## Exercise goal
Tally the lines with the word "height" and report the number alone.

## Stored data

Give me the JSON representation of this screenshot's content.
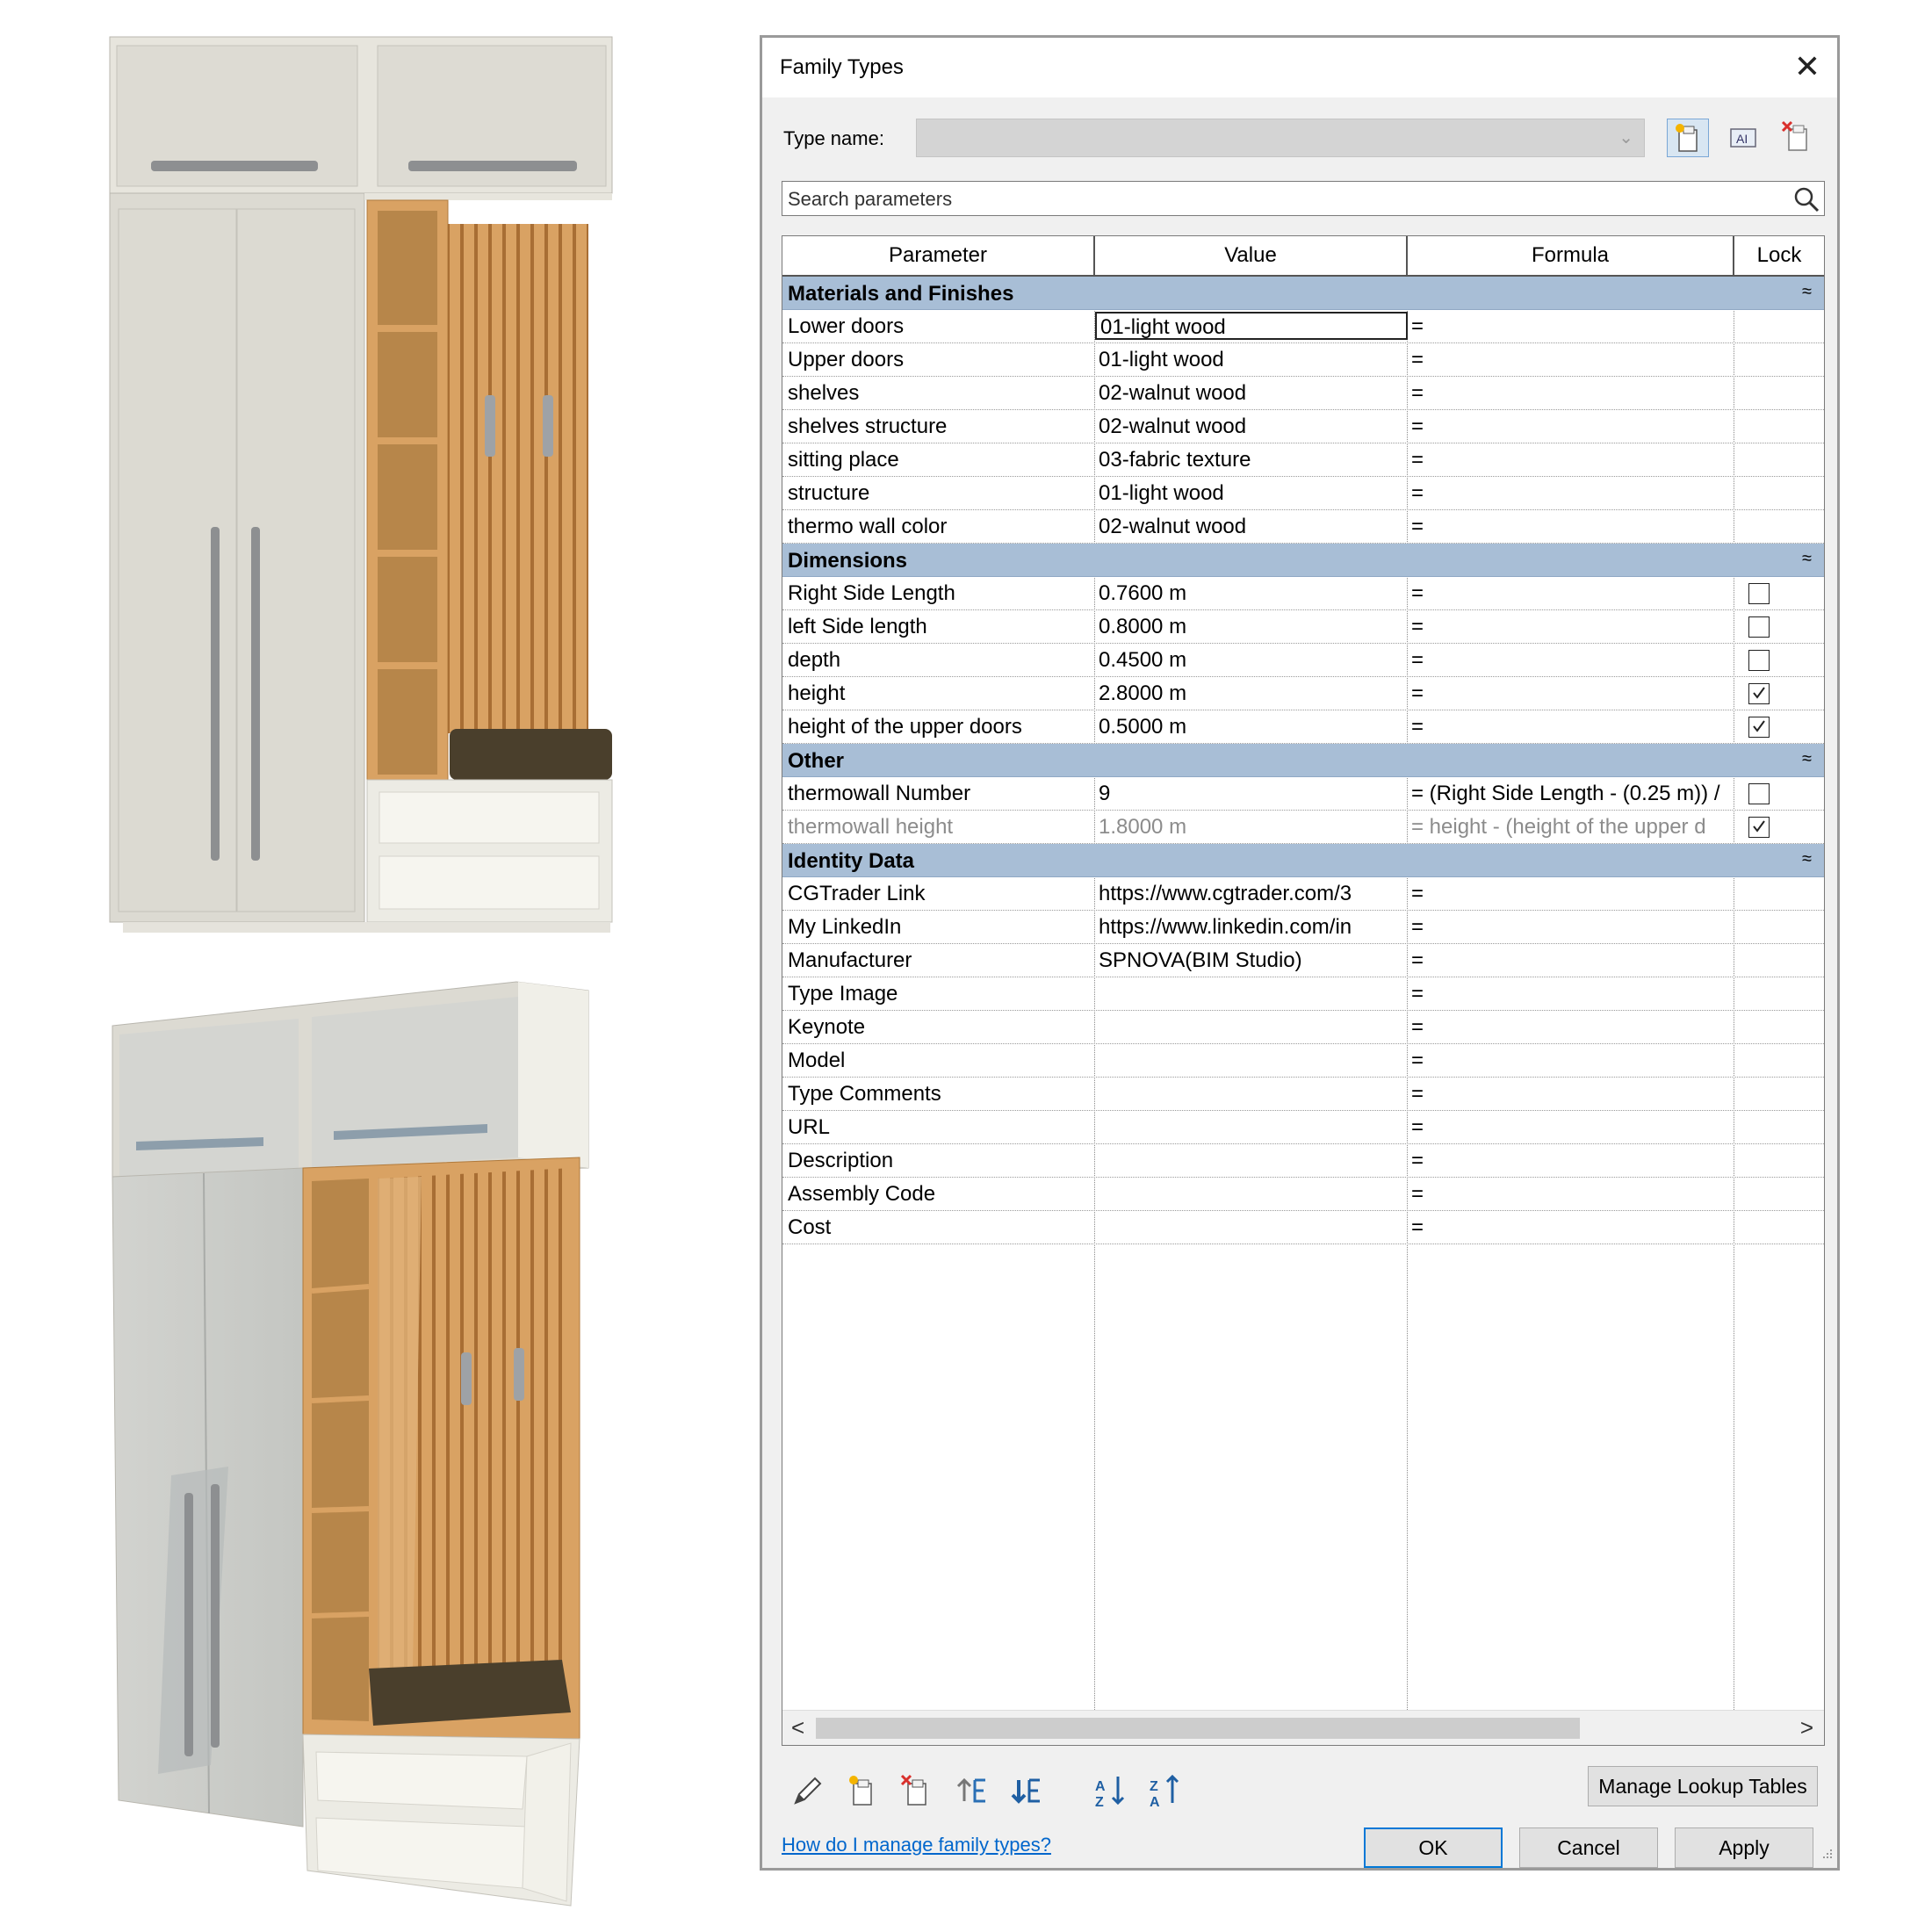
{
  "dialog": {
    "title": "Family Types",
    "type_name_label": "Type name:",
    "type_name_value": "",
    "search_placeholder": "Search parameters",
    "columns": [
      "Parameter",
      "Value",
      "Formula",
      "Lock"
    ],
    "groups": [
      {
        "name": "Materials and Finishes",
        "rows": [
          {
            "param": "Lower doors",
            "value": "01-light wood",
            "formula": "="
          },
          {
            "param": "Upper doors",
            "value": "01-light wood",
            "formula": "="
          },
          {
            "param": "shelves",
            "value": "02-walnut wood",
            "formula": "="
          },
          {
            "param": "shelves structure",
            "value": "02-walnut wood",
            "formula": "="
          },
          {
            "param": "sitting place",
            "value": "03-fabric texture",
            "formula": "="
          },
          {
            "param": "structure",
            "value": "01-light wood",
            "formula": "="
          },
          {
            "param": "thermo wall color",
            "value": "02-walnut wood",
            "formula": "="
          }
        ]
      },
      {
        "name": "Dimensions",
        "rows": [
          {
            "param": "Right Side Length",
            "value": "0.7600 m",
            "formula": "=",
            "lock": false
          },
          {
            "param": "left Side length",
            "value": "0.8000 m",
            "formula": "=",
            "lock": false
          },
          {
            "param": "depth",
            "value": "0.4500 m",
            "formula": "=",
            "lock": false
          },
          {
            "param": "height",
            "value": "2.8000 m",
            "formula": "=",
            "lock": true
          },
          {
            "param": "height of the upper doors",
            "value": "0.5000 m",
            "formula": "=",
            "lock": true
          }
        ]
      },
      {
        "name": "Other",
        "rows": [
          {
            "param": "thermowall Number",
            "value": "9",
            "formula": "= (Right Side Length - (0.25 m)) /",
            "lock": false
          },
          {
            "param": "thermowall height",
            "value": "1.8000 m",
            "formula": "= height - (height of the upper d",
            "lock": true
          }
        ]
      },
      {
        "name": "Identity Data",
        "rows": [
          {
            "param": "CGTrader Link",
            "value": "https://www.cgtrader.com/3",
            "formula": "="
          },
          {
            "param": "My LinkedIn",
            "value": "https://www.linkedin.com/in",
            "formula": "="
          },
          {
            "param": "Manufacturer",
            "value": "SPNOVA(BIM Studio)",
            "formula": "="
          },
          {
            "param": "Type Image",
            "value": "",
            "formula": "="
          },
          {
            "param": "Keynote",
            "value": "",
            "formula": "="
          },
          {
            "param": "Model",
            "value": "",
            "formula": "="
          },
          {
            "param": "Type Comments",
            "value": "",
            "formula": "="
          },
          {
            "param": "URL",
            "value": "",
            "formula": "="
          },
          {
            "param": "Description",
            "value": "",
            "formula": "="
          },
          {
            "param": "Assembly Code",
            "value": "",
            "formula": "="
          },
          {
            "param": "Cost",
            "value": "",
            "formula": "="
          }
        ]
      }
    ],
    "collapse_glyph": "≈",
    "manage_lookup_label": "Manage Lookup Tables",
    "help_link": "How do I manage family types?",
    "ok_label": "OK",
    "cancel_label": "Cancel",
    "apply_label": "Apply",
    "close_glyph": "✕",
    "scroll_left": "<",
    "scroll_right": ">"
  },
  "icons": {
    "toolbar": [
      "new-type-icon",
      "rename-type-icon",
      "delete-type-icon"
    ],
    "bottom": [
      "edit-parameter-icon",
      "new-parameter-icon",
      "delete-parameter-icon",
      "move-up-icon",
      "move-down-icon",
      "sort-ascending-icon",
      "sort-descending-icon"
    ]
  },
  "colors": {
    "group_header": "#a8bed6",
    "wood": "#d6a66a",
    "cabinet": "#dcdad2",
    "cushion": "#4a3f2c",
    "link": "#0066cc",
    "default_button_border": "#0078d7"
  }
}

## Answer to this problem
4